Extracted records
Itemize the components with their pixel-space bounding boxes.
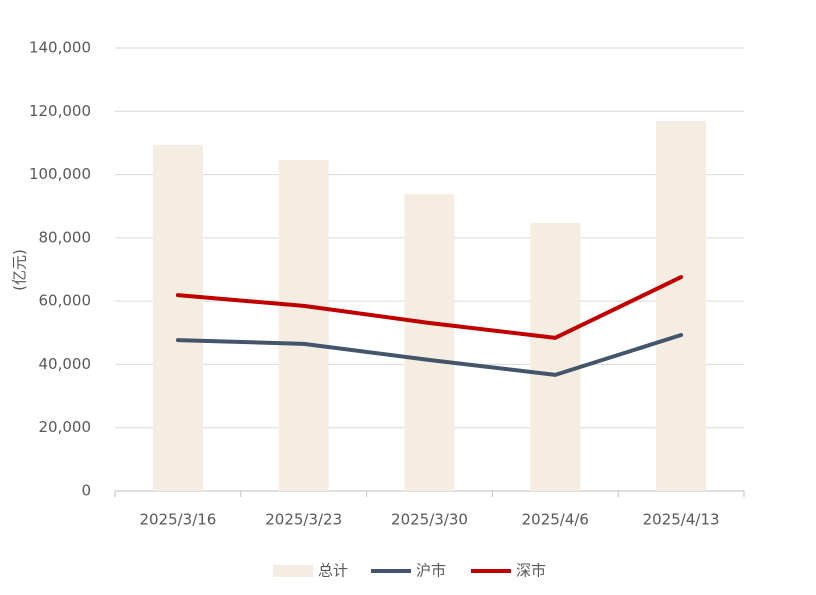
bar [656, 121, 707, 491]
x-tick-label: 2025/4/13 [643, 511, 720, 529]
bar [278, 160, 329, 491]
legend-label: 深市 [516, 562, 546, 580]
bar [530, 222, 581, 492]
legend-label: 沪市 [416, 562, 446, 580]
y-tick-label: 60,000 [39, 292, 92, 310]
x-tick-label: 2025/3/16 [139, 511, 216, 529]
line [175, 333, 684, 377]
legend-label: 总计 [318, 562, 348, 580]
y-tick-label: 20,000 [39, 418, 92, 436]
y-tick-label: 120,000 [29, 102, 91, 120]
y-axis-label: (亿元) [11, 249, 29, 291]
x-tick-label: 2025/3/30 [391, 511, 468, 529]
y-tick-label: 40,000 [39, 355, 92, 373]
y-tick-label: 140,000 [29, 39, 91, 57]
y-tick-label: 100,000 [29, 165, 91, 183]
legend-swatch [273, 565, 313, 577]
bar [152, 144, 203, 491]
x-tick-label: 2025/4/6 [522, 511, 589, 529]
y-tick-label: 80,000 [39, 228, 92, 246]
line [175, 275, 684, 340]
bar [404, 193, 455, 491]
x-tick-label: 2025/3/23 [265, 511, 342, 529]
y-tick-label: 0 [81, 482, 91, 500]
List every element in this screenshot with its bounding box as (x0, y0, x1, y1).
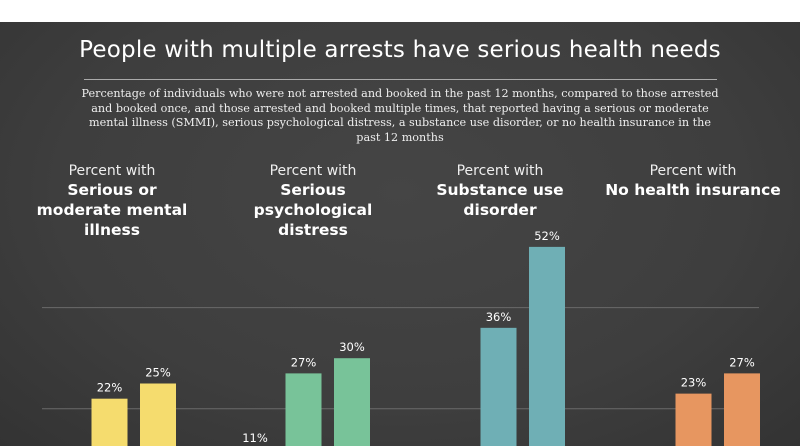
group-heading-substance-use: Percent with Substance use disorder (405, 162, 595, 220)
group-prefix: Percent with (649, 163, 737, 179)
data-label: 23% (681, 376, 707, 390)
data-label: 27% (291, 355, 317, 369)
data-label: 25% (145, 366, 171, 380)
group-label: No health insurance (605, 181, 781, 199)
group-heading-mental-illness: Percent with Serious or moderate mental … (17, 162, 207, 240)
bar (480, 327, 517, 446)
bar (285, 373, 322, 446)
group-heading-no-insurance: Percent with No health insurance (598, 162, 788, 200)
data-label: 27% (729, 355, 755, 369)
bar (724, 373, 760, 446)
chart-subtitle: Percentage of individuals who were not a… (81, 87, 719, 144)
bar (529, 246, 565, 446)
data-label: 22% (97, 381, 123, 395)
group-prefix: Percent with (68, 163, 156, 179)
title-divider (84, 79, 717, 80)
bar (675, 393, 712, 446)
data-label: 11% (242, 431, 268, 445)
bar (334, 358, 370, 446)
group-label: Serious or moderate mental illness (36, 181, 188, 239)
group-label: Substance use disorder (436, 181, 564, 219)
data-label: 52% (534, 229, 560, 243)
group-heading-psych-distress: Percent with Serious psychological distr… (218, 162, 408, 240)
bar (140, 383, 176, 446)
group-label: Serious psychological distress (253, 181, 373, 239)
chart-background (0, 22, 800, 446)
data-label: 36% (486, 310, 512, 324)
data-label: 30% (339, 340, 365, 354)
group-prefix: Percent with (456, 163, 544, 179)
group-prefix: Percent with (269, 163, 357, 179)
chart-title: People with multiple arrests have seriou… (79, 37, 721, 63)
bar (91, 398, 128, 446)
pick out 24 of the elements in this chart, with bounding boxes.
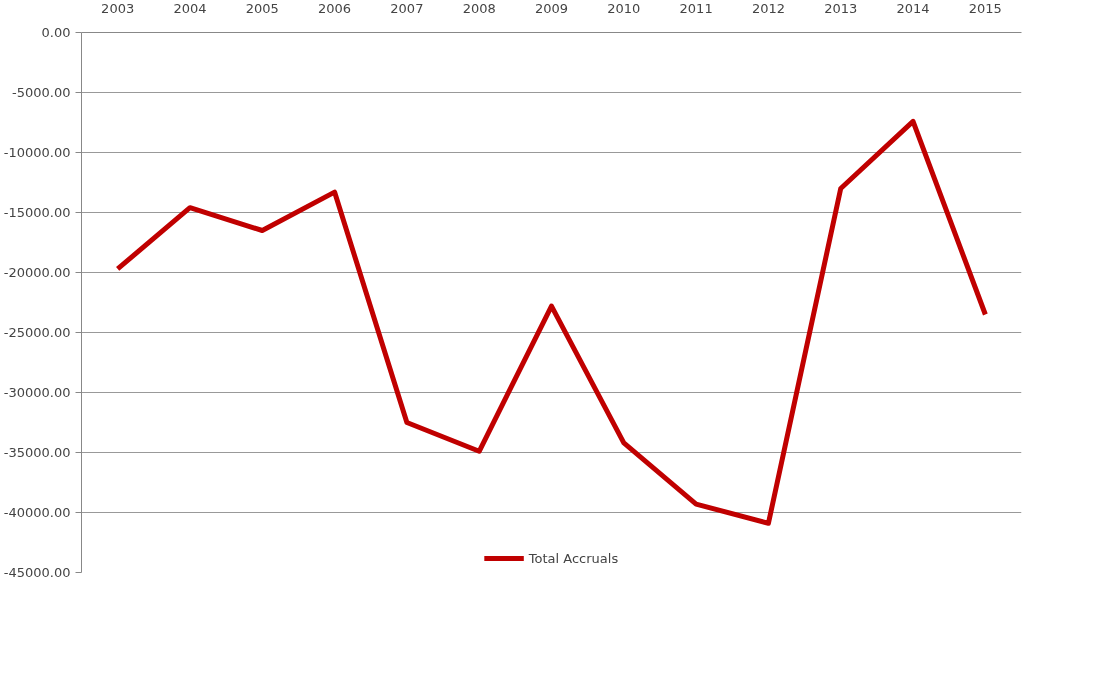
x-tick-label: 2005 xyxy=(245,0,279,16)
y-tick-label: -10000.00 xyxy=(3,145,71,160)
y-tick-label: -15000.00 xyxy=(3,205,71,220)
x-tick-label: 2013 xyxy=(824,0,858,16)
x-tick-label: 2012 xyxy=(751,0,785,16)
x-tick-label: 2014 xyxy=(896,0,930,16)
y-tick-label: -25000.00 xyxy=(3,325,71,340)
y-tick-label: -35000.00 xyxy=(3,445,71,460)
y-tick-label: -45000.00 xyxy=(3,565,71,580)
y-tick-label: -30000.00 xyxy=(3,385,71,400)
x-tick-label: 2009 xyxy=(534,0,569,16)
y-tick-label: -40000.00 xyxy=(3,505,71,520)
x-tick-label: 2003 xyxy=(101,0,135,16)
x-tick-label: 2007 xyxy=(390,0,424,16)
x-tick-label: 2015 xyxy=(968,0,1002,16)
x-tick-label: 2011 xyxy=(679,0,713,16)
y-tick-label: -20000.00 xyxy=(3,265,71,280)
legend-label: Total Accruals xyxy=(528,550,619,566)
x-tick-label: 2008 xyxy=(462,0,496,16)
x-tick-label: 2004 xyxy=(173,0,207,16)
y-tick-label: 0.00 xyxy=(41,25,71,40)
y-tick-label: -5000.00 xyxy=(12,85,71,100)
x-tick-label: 2006 xyxy=(318,0,352,16)
x-tick-label: 2010 xyxy=(607,0,641,16)
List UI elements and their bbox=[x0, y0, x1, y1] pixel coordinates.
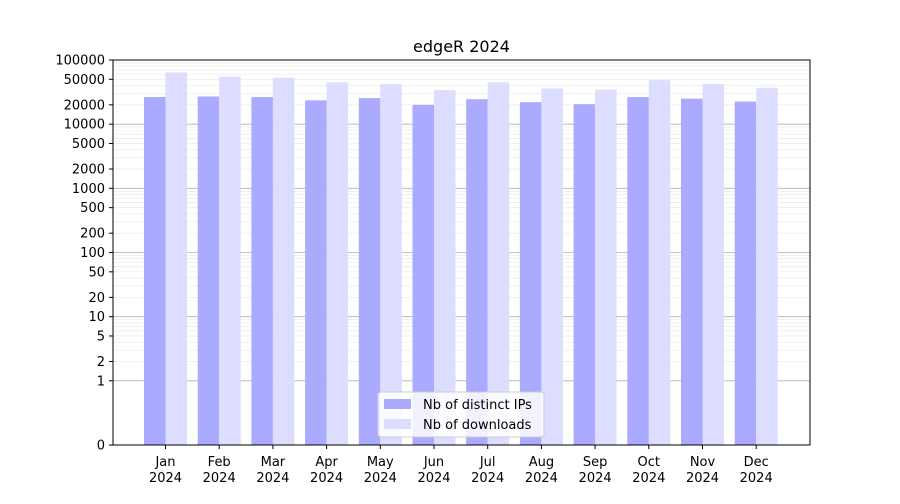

To be done: Return each line in the listing above that contains the string "chart".

The solution:
chart-subtitle: Percentage of individuals who were not a… (81, 87, 719, 144)
chart-background (0, 22, 800, 446)
chart-title: People with multiple arrests have seriou… (79, 37, 721, 63)
pick out 24 of the elements in this chart, with bounding boxes.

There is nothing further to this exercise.